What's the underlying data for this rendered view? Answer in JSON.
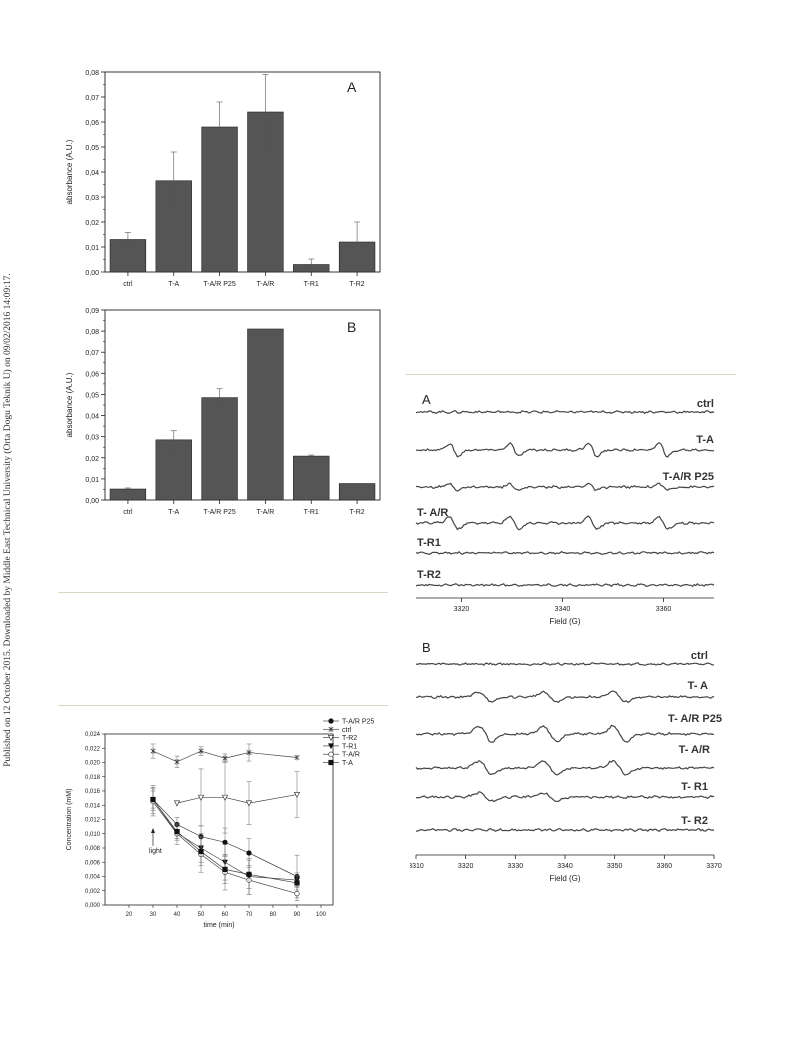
{
  "side_note": "Published on 12 October 2015. Downloaded by Middle East Technical University (Orta Dogu Teknik U) on 09/02/2016 14:09:17.",
  "chart_data": [
    {
      "type": "bar",
      "panel_label": "A",
      "title": "",
      "ylabel": "absorbance  (A.U.)",
      "xlabel": "",
      "categories": [
        "ctrl",
        "T-A",
        "T-A/R P25",
        "T-A/R",
        "T-R1",
        "T-R2"
      ],
      "values": [
        0.013,
        0.0365,
        0.058,
        0.064,
        0.003,
        0.012
      ],
      "errors": [
        0.0028,
        0.0115,
        0.01,
        0.015,
        0.0022,
        0.008
      ],
      "ylim": [
        0,
        0.08
      ],
      "yticks": [
        "0,00",
        "0,01",
        "0,02",
        "0,03",
        "0,04",
        "0,05",
        "0,06",
        "0,07",
        "0,08"
      ],
      "bar_color": "#555555"
    },
    {
      "type": "bar",
      "panel_label": "B",
      "title": "",
      "ylabel": "absorbance (A.U.)",
      "xlabel": "",
      "categories": [
        "ctrl",
        "T-A",
        "T-A/R P25",
        "T-A/R",
        "T-R1",
        "T-R2"
      ],
      "values": [
        0.0052,
        0.0285,
        0.0485,
        0.081,
        0.0208,
        0.0078
      ],
      "errors": [
        0.0005,
        0.0043,
        0.0042,
        0,
        0.0005,
        0
      ],
      "ylim": [
        0,
        0.09
      ],
      "yticks": [
        "0,00",
        "0,01",
        "0,02",
        "0,03",
        "0,04",
        "0,05",
        "0,06",
        "0,07",
        "0,08",
        "0,09"
      ],
      "bar_color": "#555555"
    },
    {
      "type": "line",
      "panel_label": "",
      "title": "",
      "xlabel": "time (min)",
      "ylabel": "Concentration (mM)",
      "xlim": [
        10,
        105
      ],
      "ylim": [
        0,
        0.024
      ],
      "xticks": [
        "20",
        "30",
        "40",
        "50",
        "60",
        "70",
        "80",
        "90",
        "100"
      ],
      "yticks": [
        "0,000",
        "0,002",
        "0,004",
        "0,006",
        "0,008",
        "0,010",
        "0,012",
        "0,014",
        "0,016",
        "0,018",
        "0,020",
        "0,022",
        "0,024"
      ],
      "annotation": "light",
      "legend_position": "top-right",
      "x": [
        30,
        40,
        50,
        60,
        70,
        90
      ],
      "series": [
        {
          "name": "T-A/R P25",
          "marker": "filled-circle",
          "values": [
            0.0148,
            0.0113,
            0.0096,
            0.0088,
            0.0073,
            0.004
          ],
          "errors": [
            0.0012,
            0.001,
            0.0015,
            0.002,
            0.002,
            0.003
          ]
        },
        {
          "name": "ctrl",
          "marker": "star",
          "values": [
            0.0216,
            0.0201,
            0.0216,
            0.0206,
            0.0214,
            0.0207
          ],
          "errors": [
            0.001,
            0.0008,
            0.0006,
            0.0006,
            0.0012,
            0
          ]
        },
        {
          "name": "T-R2",
          "marker": "open-triangle-down",
          "values": [
            null,
            0.0143,
            0.0151,
            0.0151,
            0.0143,
            0.0155
          ],
          "errors": [
            0,
            0,
            0.004,
            0.005,
            0.003,
            0.0032
          ]
        },
        {
          "name": "T-R1",
          "marker": "filled-triangle-down",
          "values": [
            0.0148,
            0.0101,
            0.008,
            0.006,
            0.004,
            0.0035
          ],
          "errors": [
            0.002,
            0.001,
            0.002,
            0.0025,
            0.0025,
            0.001
          ]
        },
        {
          "name": "T-A/R",
          "marker": "open-circle",
          "values": [
            0.0145,
            0.01,
            0.0071,
            0.0046,
            0.0035,
            0.0016
          ],
          "errors": [
            0.002,
            0.0015,
            0.0025,
            0.0025,
            0.002,
            0.001
          ]
        },
        {
          "name": "T-A",
          "marker": "filled-square",
          "values": [
            0.0148,
            0.0103,
            0.0075,
            0.005,
            0.0043,
            0.0031
          ],
          "errors": [
            0.0015,
            0.001,
            0.002,
            0.002,
            0.002,
            0.001
          ]
        }
      ]
    },
    {
      "type": "line",
      "panel_label": "A",
      "title": "",
      "xlabel": "Field (G)",
      "ylabel": "",
      "xlim": [
        3311,
        3370
      ],
      "xticks": [
        "3320",
        "3340",
        "3360"
      ],
      "series": [
        {
          "name": "ctrl",
          "line_positions": []
        },
        {
          "name": "T-A",
          "line_positions": [
            3318.5,
            3330.5,
            3346,
            3360
          ]
        },
        {
          "name": "T-A/R P25",
          "line_positions": [
            3318.5,
            3330.5,
            3346,
            3360
          ]
        },
        {
          "name": "T- A/R",
          "line_positions": [
            3318.5,
            3330.5,
            3346,
            3360
          ]
        },
        {
          "name": "T-R1",
          "line_positions": []
        },
        {
          "name": "T-R2",
          "line_positions": []
        }
      ]
    },
    {
      "type": "line",
      "panel_label": "B",
      "title": "",
      "xlabel": "Field (G)",
      "ylabel": "",
      "xlim": [
        3310,
        3370
      ],
      "xticks": [
        "3310",
        "3320",
        "3330",
        "3340",
        "3350",
        "3360",
        "3370"
      ],
      "series": [
        {
          "name": "ctrl",
          "line_positions": []
        },
        {
          "name": "T- A",
          "line_positions": [
            3324,
            3337,
            3351
          ]
        },
        {
          "name": "T- A/R P25",
          "line_positions": [
            3324,
            3337,
            3351
          ]
        },
        {
          "name": "T- A/R",
          "line_positions": [
            3324,
            3337,
            3351
          ]
        },
        {
          "name": "T- R1",
          "line_positions": [
            3324,
            3337
          ]
        },
        {
          "name": "T- R2",
          "line_positions": []
        }
      ]
    }
  ]
}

══════════

- [Objective] Write out each line of the data exactly; the images should be left out.

- [Exercise response]
What's the underlying data for this rendered view? Answer in JSON.
{
  "side_note": "Published on 12 October 2015. Downloaded by Middle East Technical University (Orta Dogu Teknik U) on 09/02/2016 14:09:17.",
  "chart_data": [
    {
      "type": "bar",
      "panel_label": "A",
      "title": "",
      "ylabel": "absorbance  (A.U.)",
      "xlabel": "",
      "categories": [
        "ctrl",
        "T-A",
        "T-A/R P25",
        "T-A/R",
        "T-R1",
        "T-R2"
      ],
      "values": [
        0.013,
        0.0365,
        0.058,
        0.064,
        0.003,
        0.012
      ],
      "errors": [
        0.0028,
        0.0115,
        0.01,
        0.015,
        0.0022,
        0.008
      ],
      "ylim": [
        0,
        0.08
      ],
      "yticks": [
        "0,00",
        "0,01",
        "0,02",
        "0,03",
        "0,04",
        "0,05",
        "0,06",
        "0,07",
        "0,08"
      ],
      "bar_color": "#555555"
    },
    {
      "type": "bar",
      "panel_label": "B",
      "title": "",
      "ylabel": "absorbance (A.U.)",
      "xlabel": "",
      "categories": [
        "ctrl",
        "T-A",
        "T-A/R P25",
        "T-A/R",
        "T-R1",
        "T-R2"
      ],
      "values": [
        0.0052,
        0.0285,
        0.0485,
        0.081,
        0.0208,
        0.0078
      ],
      "errors": [
        0.0005,
        0.0043,
        0.0042,
        0,
        0.0005,
        0
      ],
      "ylim": [
        0,
        0.09
      ],
      "yticks": [
        "0,00",
        "0,01",
        "0,02",
        "0,03",
        "0,04",
        "0,05",
        "0,06",
        "0,07",
        "0,08",
        "0,09"
      ],
      "bar_color": "#555555"
    },
    {
      "type": "line",
      "panel_label": "",
      "title": "",
      "xlabel": "time (min)",
      "ylabel": "Concentration (mM)",
      "xlim": [
        10,
        105
      ],
      "ylim": [
        0,
        0.024
      ],
      "xticks": [
        "20",
        "30",
        "40",
        "50",
        "60",
        "70",
        "80",
        "90",
        "100"
      ],
      "yticks": [
        "0,000",
        "0,002",
        "0,004",
        "0,006",
        "0,008",
        "0,010",
        "0,012",
        "0,014",
        "0,016",
        "0,018",
        "0,020",
        "0,022",
        "0,024"
      ],
      "annotation": "light",
      "legend_position": "top-right",
      "x": [
        30,
        40,
        50,
        60,
        70,
        90
      ],
      "series": [
        {
          "name": "T-A/R P25",
          "marker": "filled-circle",
          "values": [
            0.0148,
            0.0113,
            0.0096,
            0.0088,
            0.0073,
            0.004
          ],
          "errors": [
            0.0012,
            0.001,
            0.0015,
            0.002,
            0.002,
            0.003
          ]
        },
        {
          "name": "ctrl",
          "marker": "star",
          "values": [
            0.0216,
            0.0201,
            0.0216,
            0.0206,
            0.0214,
            0.0207
          ],
          "errors": [
            0.001,
            0.0008,
            0.0006,
            0.0006,
            0.0012,
            0
          ]
        },
        {
          "name": "T-R2",
          "marker": "open-triangle-down",
          "values": [
            null,
            0.0143,
            0.0151,
            0.0151,
            0.0143,
            0.0155
          ],
          "errors": [
            0,
            0,
            0.004,
            0.005,
            0.003,
            0.0032
          ]
        },
        {
          "name": "T-R1",
          "marker": "filled-triangle-down",
          "values": [
            0.0148,
            0.0101,
            0.008,
            0.006,
            0.004,
            0.0035
          ],
          "errors": [
            0.002,
            0.001,
            0.002,
            0.0025,
            0.0025,
            0.001
          ]
        },
        {
          "name": "T-A/R",
          "marker": "open-circle",
          "values": [
            0.0145,
            0.01,
            0.0071,
            0.0046,
            0.0035,
            0.0016
          ],
          "errors": [
            0.002,
            0.0015,
            0.0025,
            0.0025,
            0.002,
            0.001
          ]
        },
        {
          "name": "T-A",
          "marker": "filled-square",
          "values": [
            0.0148,
            0.0103,
            0.0075,
            0.005,
            0.0043,
            0.0031
          ],
          "errors": [
            0.0015,
            0.001,
            0.002,
            0.002,
            0.002,
            0.001
          ]
        }
      ]
    },
    {
      "type": "line",
      "panel_label": "A",
      "title": "",
      "xlabel": "Field (G)",
      "ylabel": "",
      "xlim": [
        3311,
        3370
      ],
      "xticks": [
        "3320",
        "3340",
        "3360"
      ],
      "series": [
        {
          "name": "ctrl",
          "line_positions": []
        },
        {
          "name": "T-A",
          "line_positions": [
            3318.5,
            3330.5,
            3346,
            3360
          ]
        },
        {
          "name": "T-A/R P25",
          "line_positions": [
            3318.5,
            3330.5,
            3346,
            3360
          ]
        },
        {
          "name": "T- A/R",
          "line_positions": [
            3318.5,
            3330.5,
            3346,
            3360
          ]
        },
        {
          "name": "T-R1",
          "line_positions": []
        },
        {
          "name": "T-R2",
          "line_positions": []
        }
      ]
    },
    {
      "type": "line",
      "panel_label": "B",
      "title": "",
      "xlabel": "Field (G)",
      "ylabel": "",
      "xlim": [
        3310,
        3370
      ],
      "xticks": [
        "3310",
        "3320",
        "3330",
        "3340",
        "3350",
        "3360",
        "3370"
      ],
      "series": [
        {
          "name": "ctrl",
          "line_positions": []
        },
        {
          "name": "T- A",
          "line_positions": [
            3324,
            3337,
            3351
          ]
        },
        {
          "name": "T- A/R P25",
          "line_positions": [
            3324,
            3337,
            3351
          ]
        },
        {
          "name": "T- A/R",
          "line_positions": [
            3324,
            3337,
            3351
          ]
        },
        {
          "name": "T- R1",
          "line_positions": [
            3324,
            3337
          ]
        },
        {
          "name": "T- R2",
          "line_positions": []
        }
      ]
    }
  ]
}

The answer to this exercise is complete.